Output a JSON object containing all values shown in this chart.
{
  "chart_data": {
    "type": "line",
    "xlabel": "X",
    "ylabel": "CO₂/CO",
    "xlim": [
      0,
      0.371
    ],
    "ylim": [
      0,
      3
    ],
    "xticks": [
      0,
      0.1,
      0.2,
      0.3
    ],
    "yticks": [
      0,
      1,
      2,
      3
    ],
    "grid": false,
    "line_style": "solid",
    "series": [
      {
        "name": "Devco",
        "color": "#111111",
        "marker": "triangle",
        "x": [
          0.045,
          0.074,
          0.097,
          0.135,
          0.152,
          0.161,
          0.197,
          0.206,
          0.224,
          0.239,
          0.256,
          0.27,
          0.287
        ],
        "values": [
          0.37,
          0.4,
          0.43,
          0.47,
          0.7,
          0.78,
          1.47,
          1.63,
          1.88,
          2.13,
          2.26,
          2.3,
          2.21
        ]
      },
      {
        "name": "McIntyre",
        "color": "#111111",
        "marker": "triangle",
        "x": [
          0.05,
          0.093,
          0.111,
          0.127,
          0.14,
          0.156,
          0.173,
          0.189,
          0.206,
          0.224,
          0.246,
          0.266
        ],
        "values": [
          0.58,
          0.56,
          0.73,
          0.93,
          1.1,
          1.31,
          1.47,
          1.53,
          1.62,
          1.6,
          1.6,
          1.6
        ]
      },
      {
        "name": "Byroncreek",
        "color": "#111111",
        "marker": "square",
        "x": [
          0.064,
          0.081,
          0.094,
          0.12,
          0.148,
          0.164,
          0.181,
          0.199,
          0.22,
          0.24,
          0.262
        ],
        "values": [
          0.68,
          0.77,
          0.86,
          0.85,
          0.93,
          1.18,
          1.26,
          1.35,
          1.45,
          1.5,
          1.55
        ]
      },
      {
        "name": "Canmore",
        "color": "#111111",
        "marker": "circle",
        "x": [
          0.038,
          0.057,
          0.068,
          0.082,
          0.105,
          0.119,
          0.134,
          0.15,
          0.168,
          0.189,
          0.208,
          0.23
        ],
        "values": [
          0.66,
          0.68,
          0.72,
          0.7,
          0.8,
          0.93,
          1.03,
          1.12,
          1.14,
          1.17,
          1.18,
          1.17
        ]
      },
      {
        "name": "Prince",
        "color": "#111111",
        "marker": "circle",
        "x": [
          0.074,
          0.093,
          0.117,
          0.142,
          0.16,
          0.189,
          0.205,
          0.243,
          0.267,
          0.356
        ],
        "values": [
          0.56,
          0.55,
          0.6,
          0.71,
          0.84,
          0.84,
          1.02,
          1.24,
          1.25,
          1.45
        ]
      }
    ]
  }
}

────────────────────────────────────────

WRITTEN EXERCISE. Extract, word for word, each line of the listing above.

IN RESPONSE.
Output a JSON object containing all values shown in this chart.
{
  "chart_data": {
    "type": "line",
    "xlabel": "X",
    "ylabel": "CO₂/CO",
    "xlim": [
      0,
      0.371
    ],
    "ylim": [
      0,
      3
    ],
    "xticks": [
      0,
      0.1,
      0.2,
      0.3
    ],
    "yticks": [
      0,
      1,
      2,
      3
    ],
    "grid": false,
    "line_style": "solid",
    "series": [
      {
        "name": "Devco",
        "color": "#111111",
        "marker": "triangle",
        "x": [
          0.045,
          0.074,
          0.097,
          0.135,
          0.152,
          0.161,
          0.197,
          0.206,
          0.224,
          0.239,
          0.256,
          0.27,
          0.287
        ],
        "values": [
          0.37,
          0.4,
          0.43,
          0.47,
          0.7,
          0.78,
          1.47,
          1.63,
          1.88,
          2.13,
          2.26,
          2.3,
          2.21
        ]
      },
      {
        "name": "McIntyre",
        "color": "#111111",
        "marker": "triangle",
        "x": [
          0.05,
          0.093,
          0.111,
          0.127,
          0.14,
          0.156,
          0.173,
          0.189,
          0.206,
          0.224,
          0.246,
          0.266
        ],
        "values": [
          0.58,
          0.56,
          0.73,
          0.93,
          1.1,
          1.31,
          1.47,
          1.53,
          1.62,
          1.6,
          1.6,
          1.6
        ]
      },
      {
        "name": "Byroncreek",
        "color": "#111111",
        "marker": "square",
        "x": [
          0.064,
          0.081,
          0.094,
          0.12,
          0.148,
          0.164,
          0.181,
          0.199,
          0.22,
          0.24,
          0.262
        ],
        "values": [
          0.68,
          0.77,
          0.86,
          0.85,
          0.93,
          1.18,
          1.26,
          1.35,
          1.45,
          1.5,
          1.55
        ]
      },
      {
        "name": "Canmore",
        "color": "#111111",
        "marker": "circle",
        "x": [
          0.038,
          0.057,
          0.068,
          0.082,
          0.105,
          0.119,
          0.134,
          0.15,
          0.168,
          0.189,
          0.208,
          0.23
        ],
        "values": [
          0.66,
          0.68,
          0.72,
          0.7,
          0.8,
          0.93,
          1.03,
          1.12,
          1.14,
          1.17,
          1.18,
          1.17
        ]
      },
      {
        "name": "Prince",
        "color": "#111111",
        "marker": "circle",
        "x": [
          0.074,
          0.093,
          0.117,
          0.142,
          0.16,
          0.189,
          0.205,
          0.243,
          0.267,
          0.356
        ],
        "values": [
          0.56,
          0.55,
          0.6,
          0.71,
          0.84,
          0.84,
          1.02,
          1.24,
          1.25,
          1.45
        ]
      }
    ]
  }
}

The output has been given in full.